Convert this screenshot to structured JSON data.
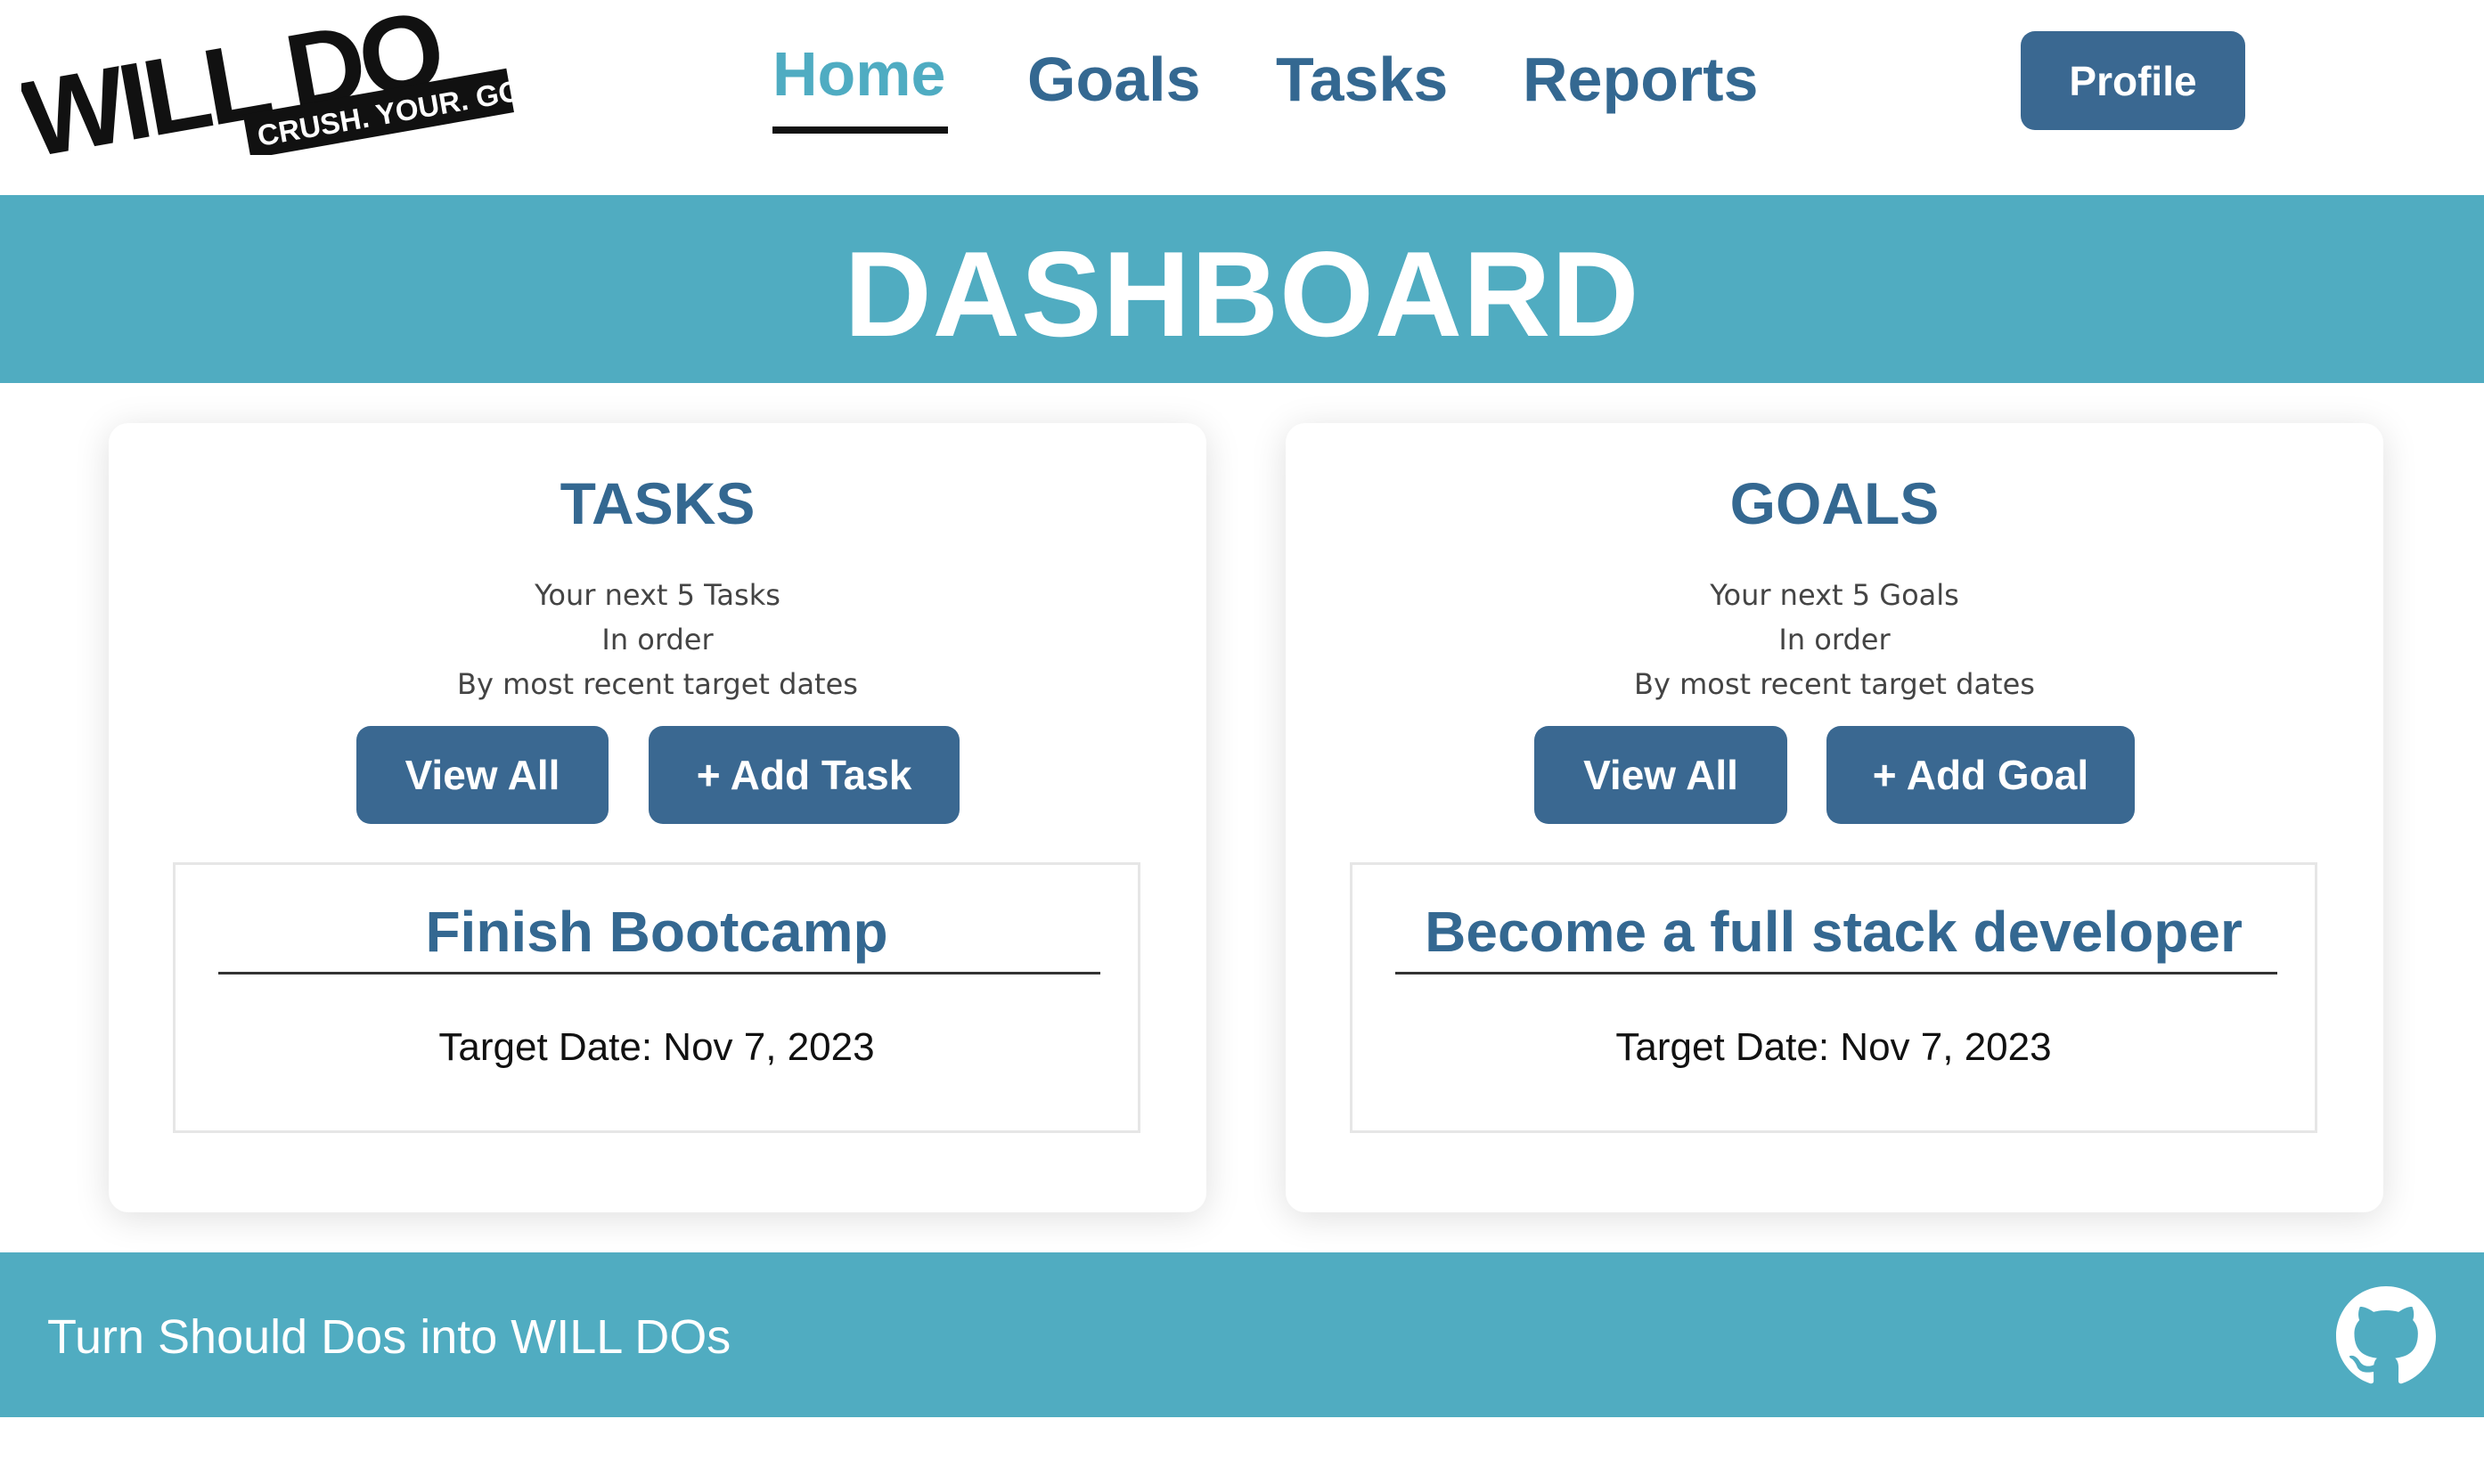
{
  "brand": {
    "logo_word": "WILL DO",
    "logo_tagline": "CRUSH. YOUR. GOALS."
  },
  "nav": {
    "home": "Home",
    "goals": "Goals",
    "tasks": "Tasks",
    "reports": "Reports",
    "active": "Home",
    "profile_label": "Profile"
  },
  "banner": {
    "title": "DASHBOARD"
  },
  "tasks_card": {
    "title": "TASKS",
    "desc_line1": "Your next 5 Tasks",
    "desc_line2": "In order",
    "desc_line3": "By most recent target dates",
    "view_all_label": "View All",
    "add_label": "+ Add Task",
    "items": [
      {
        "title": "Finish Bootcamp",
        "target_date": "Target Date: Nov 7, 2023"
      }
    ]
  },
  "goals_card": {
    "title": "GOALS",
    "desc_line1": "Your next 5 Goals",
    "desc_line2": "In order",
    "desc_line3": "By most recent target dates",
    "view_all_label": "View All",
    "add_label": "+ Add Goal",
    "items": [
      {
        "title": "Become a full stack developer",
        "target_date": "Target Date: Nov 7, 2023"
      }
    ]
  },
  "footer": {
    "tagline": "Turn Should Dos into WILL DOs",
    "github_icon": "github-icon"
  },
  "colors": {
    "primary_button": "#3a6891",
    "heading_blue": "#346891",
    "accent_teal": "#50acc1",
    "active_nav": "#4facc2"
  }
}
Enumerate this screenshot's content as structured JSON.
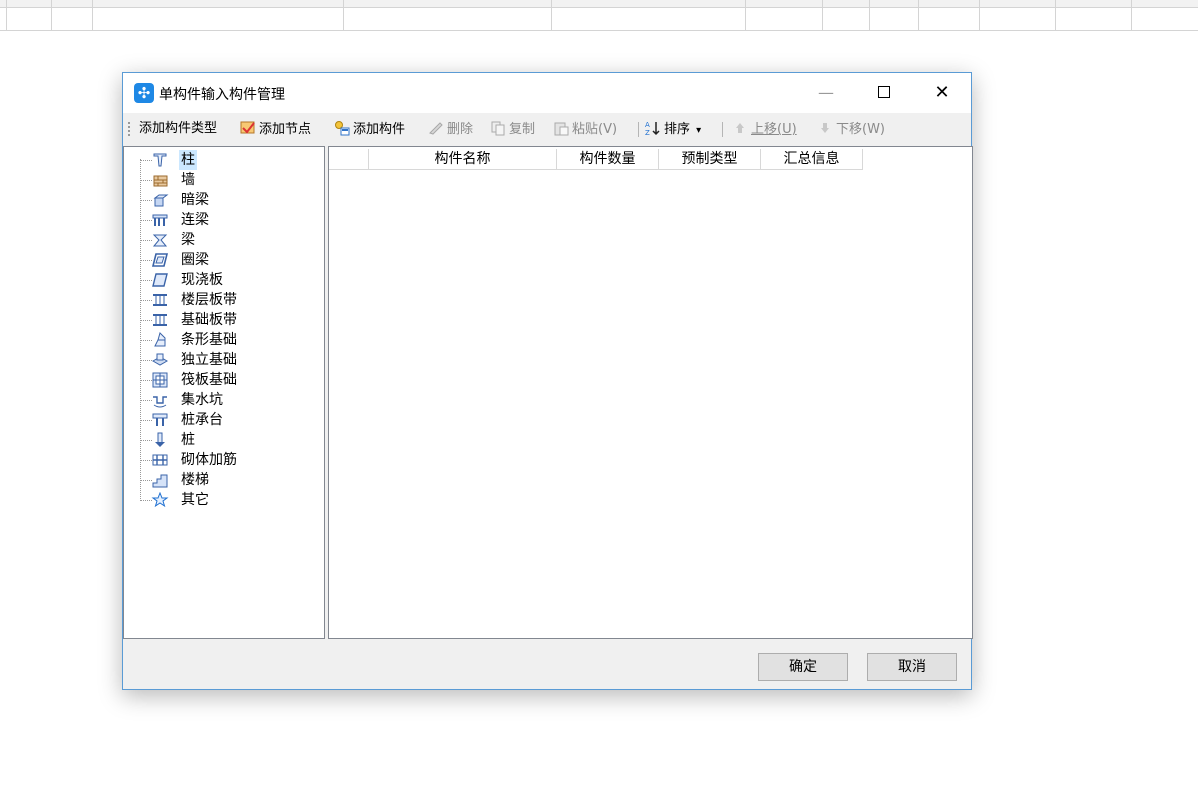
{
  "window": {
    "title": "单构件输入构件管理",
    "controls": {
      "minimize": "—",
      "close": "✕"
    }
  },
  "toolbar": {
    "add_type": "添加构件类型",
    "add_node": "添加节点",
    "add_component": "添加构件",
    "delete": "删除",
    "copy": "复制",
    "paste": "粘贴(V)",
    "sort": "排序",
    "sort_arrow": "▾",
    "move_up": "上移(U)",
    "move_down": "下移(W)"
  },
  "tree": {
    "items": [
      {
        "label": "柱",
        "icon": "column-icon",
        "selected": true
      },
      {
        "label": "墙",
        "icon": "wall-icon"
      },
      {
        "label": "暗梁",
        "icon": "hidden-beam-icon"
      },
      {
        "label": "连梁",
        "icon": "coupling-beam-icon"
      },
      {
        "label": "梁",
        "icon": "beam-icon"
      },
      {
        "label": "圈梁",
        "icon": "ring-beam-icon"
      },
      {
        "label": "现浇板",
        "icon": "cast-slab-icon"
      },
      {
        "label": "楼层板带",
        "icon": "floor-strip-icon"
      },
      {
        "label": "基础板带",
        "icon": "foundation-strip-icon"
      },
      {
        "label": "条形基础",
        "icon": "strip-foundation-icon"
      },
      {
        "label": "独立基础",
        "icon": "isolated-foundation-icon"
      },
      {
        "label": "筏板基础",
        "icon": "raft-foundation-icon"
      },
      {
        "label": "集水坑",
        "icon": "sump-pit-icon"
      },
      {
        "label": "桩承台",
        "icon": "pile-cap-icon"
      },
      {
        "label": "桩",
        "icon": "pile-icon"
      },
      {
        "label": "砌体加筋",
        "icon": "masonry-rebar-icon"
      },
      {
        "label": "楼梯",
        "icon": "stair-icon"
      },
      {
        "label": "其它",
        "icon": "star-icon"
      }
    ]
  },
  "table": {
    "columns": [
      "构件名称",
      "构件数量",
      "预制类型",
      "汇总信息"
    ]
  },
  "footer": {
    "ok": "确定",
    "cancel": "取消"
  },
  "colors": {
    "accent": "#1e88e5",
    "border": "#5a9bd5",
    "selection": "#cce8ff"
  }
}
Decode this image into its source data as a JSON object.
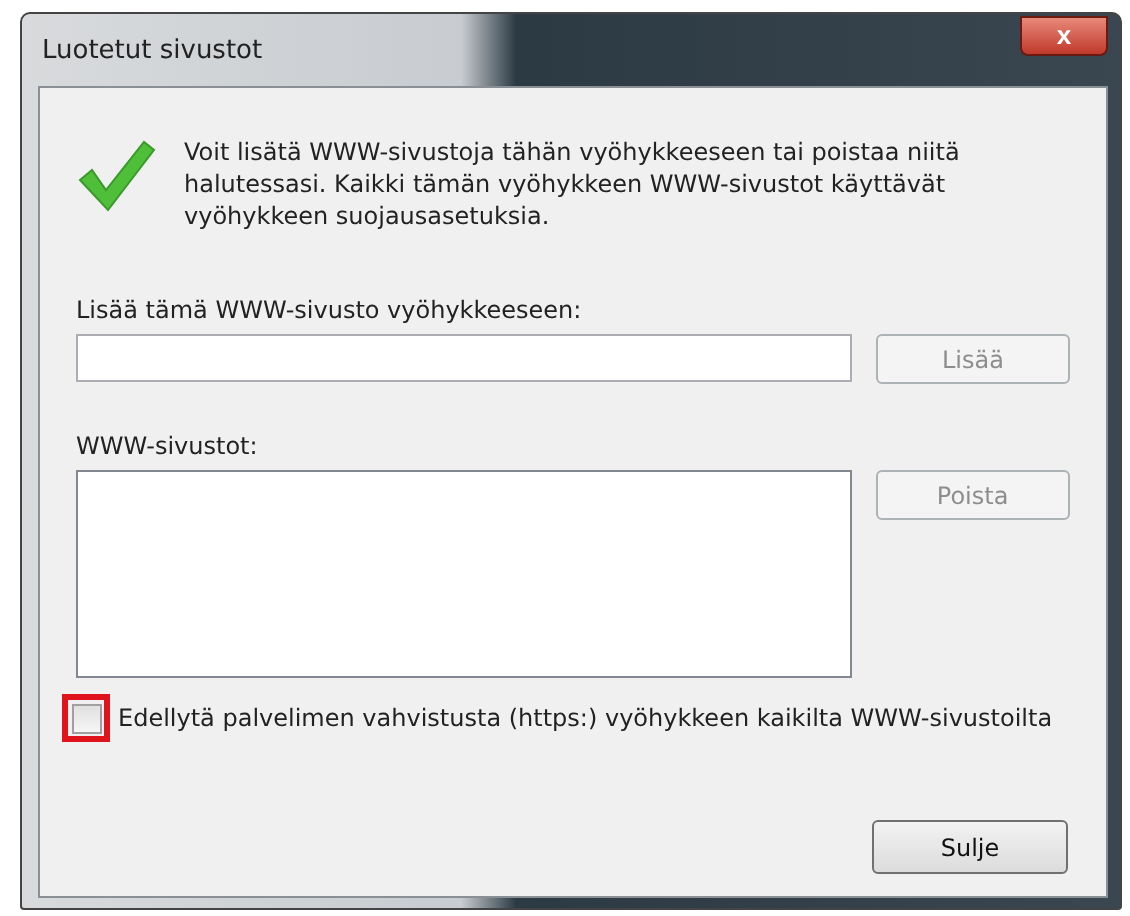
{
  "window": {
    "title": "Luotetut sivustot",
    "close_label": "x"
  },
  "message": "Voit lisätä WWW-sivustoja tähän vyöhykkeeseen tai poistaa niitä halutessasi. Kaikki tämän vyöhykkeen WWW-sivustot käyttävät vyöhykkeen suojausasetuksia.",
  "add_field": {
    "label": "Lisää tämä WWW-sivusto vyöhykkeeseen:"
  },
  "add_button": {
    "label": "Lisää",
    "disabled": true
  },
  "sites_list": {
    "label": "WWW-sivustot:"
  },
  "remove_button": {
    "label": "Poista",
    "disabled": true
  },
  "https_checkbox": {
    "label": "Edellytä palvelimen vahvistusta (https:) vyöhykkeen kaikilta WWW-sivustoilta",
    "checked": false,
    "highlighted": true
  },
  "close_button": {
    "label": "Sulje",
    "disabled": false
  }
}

********************

Problem to solve: Pictures appear in the records above. Output everything except them, exactly.

Reply:
Convert this screenshot to structured JSON data.
{
  "brand": {
    "logo_word": "WILL DO",
    "logo_tagline": "CRUSH. YOUR. GOALS."
  },
  "nav": {
    "home": "Home",
    "goals": "Goals",
    "tasks": "Tasks",
    "reports": "Reports",
    "active": "Home",
    "profile_label": "Profile"
  },
  "banner": {
    "title": "DASHBOARD"
  },
  "tasks_card": {
    "title": "TASKS",
    "desc_line1": "Your next 5 Tasks",
    "desc_line2": "In order",
    "desc_line3": "By most recent target dates",
    "view_all_label": "View All",
    "add_label": "+ Add Task",
    "items": [
      {
        "title": "Finish Bootcamp",
        "target_date": "Target Date: Nov 7, 2023"
      }
    ]
  },
  "goals_card": {
    "title": "GOALS",
    "desc_line1": "Your next 5 Goals",
    "desc_line2": "In order",
    "desc_line3": "By most recent target dates",
    "view_all_label": "View All",
    "add_label": "+ Add Goal",
    "items": [
      {
        "title": "Become a full stack developer",
        "target_date": "Target Date: Nov 7, 2023"
      }
    ]
  },
  "footer": {
    "tagline": "Turn Should Dos into WILL DOs",
    "github_icon": "github-icon"
  },
  "colors": {
    "primary_button": "#3a6891",
    "heading_blue": "#346891",
    "accent_teal": "#50acc1",
    "active_nav": "#4facc2"
  }
}
Enumerate this screenshot's content as structured JSON.
{
  "window": {
    "title": "单构件输入构件管理",
    "controls": {
      "minimize": "—",
      "close": "✕"
    }
  },
  "toolbar": {
    "add_type": "添加构件类型",
    "add_node": "添加节点",
    "add_component": "添加构件",
    "delete": "删除",
    "copy": "复制",
    "paste": "粘贴(V)",
    "sort": "排序",
    "sort_arrow": "▾",
    "move_up": "上移(U)",
    "move_down": "下移(W)"
  },
  "tree": {
    "items": [
      {
        "label": "柱",
        "icon": "column-icon",
        "selected": true
      },
      {
        "label": "墙",
        "icon": "wall-icon"
      },
      {
        "label": "暗梁",
        "icon": "hidden-beam-icon"
      },
      {
        "label": "连梁",
        "icon": "coupling-beam-icon"
      },
      {
        "label": "梁",
        "icon": "beam-icon"
      },
      {
        "label": "圈梁",
        "icon": "ring-beam-icon"
      },
      {
        "label": "现浇板",
        "icon": "cast-slab-icon"
      },
      {
        "label": "楼层板带",
        "icon": "floor-strip-icon"
      },
      {
        "label": "基础板带",
        "icon": "foundation-strip-icon"
      },
      {
        "label": "条形基础",
        "icon": "strip-foundation-icon"
      },
      {
        "label": "独立基础",
        "icon": "isolated-foundation-icon"
      },
      {
        "label": "筏板基础",
        "icon": "raft-foundation-icon"
      },
      {
        "label": "集水坑",
        "icon": "sump-pit-icon"
      },
      {
        "label": "桩承台",
        "icon": "pile-cap-icon"
      },
      {
        "label": "桩",
        "icon": "pile-icon"
      },
      {
        "label": "砌体加筋",
        "icon": "masonry-rebar-icon"
      },
      {
        "label": "楼梯",
        "icon": "stair-icon"
      },
      {
        "label": "其它",
        "icon": "star-icon"
      }
    ]
  },
  "table": {
    "columns": [
      "构件名称",
      "构件数量",
      "预制类型",
      "汇总信息"
    ]
  },
  "footer": {
    "ok": "确定",
    "cancel": "取消"
  },
  "colors": {
    "accent": "#1e88e5",
    "border": "#5a9bd5",
    "selection": "#cce8ff"
  }
}
Decode this image into its source data as a JSON object.
{
  "window": {
    "title": "Luotetut sivustot",
    "close_label": "x"
  },
  "message": "Voit lisätä WWW-sivustoja tähän vyöhykkeeseen tai poistaa niitä halutessasi. Kaikki tämän vyöhykkeen WWW-sivustot käyttävät vyöhykkeen suojausasetuksia.",
  "add_field": {
    "label": "Lisää tämä WWW-sivusto vyöhykkeeseen:"
  },
  "add_button": {
    "label": "Lisää",
    "disabled": true
  },
  "sites_list": {
    "label": "WWW-sivustot:"
  },
  "remove_button": {
    "label": "Poista",
    "disabled": true
  },
  "https_checkbox": {
    "label": "Edellytä palvelimen vahvistusta (https:) vyöhykkeen kaikilta WWW-sivustoilta",
    "checked": false,
    "highlighted": true
  },
  "close_button": {
    "label": "Sulje",
    "disabled": false
  }
}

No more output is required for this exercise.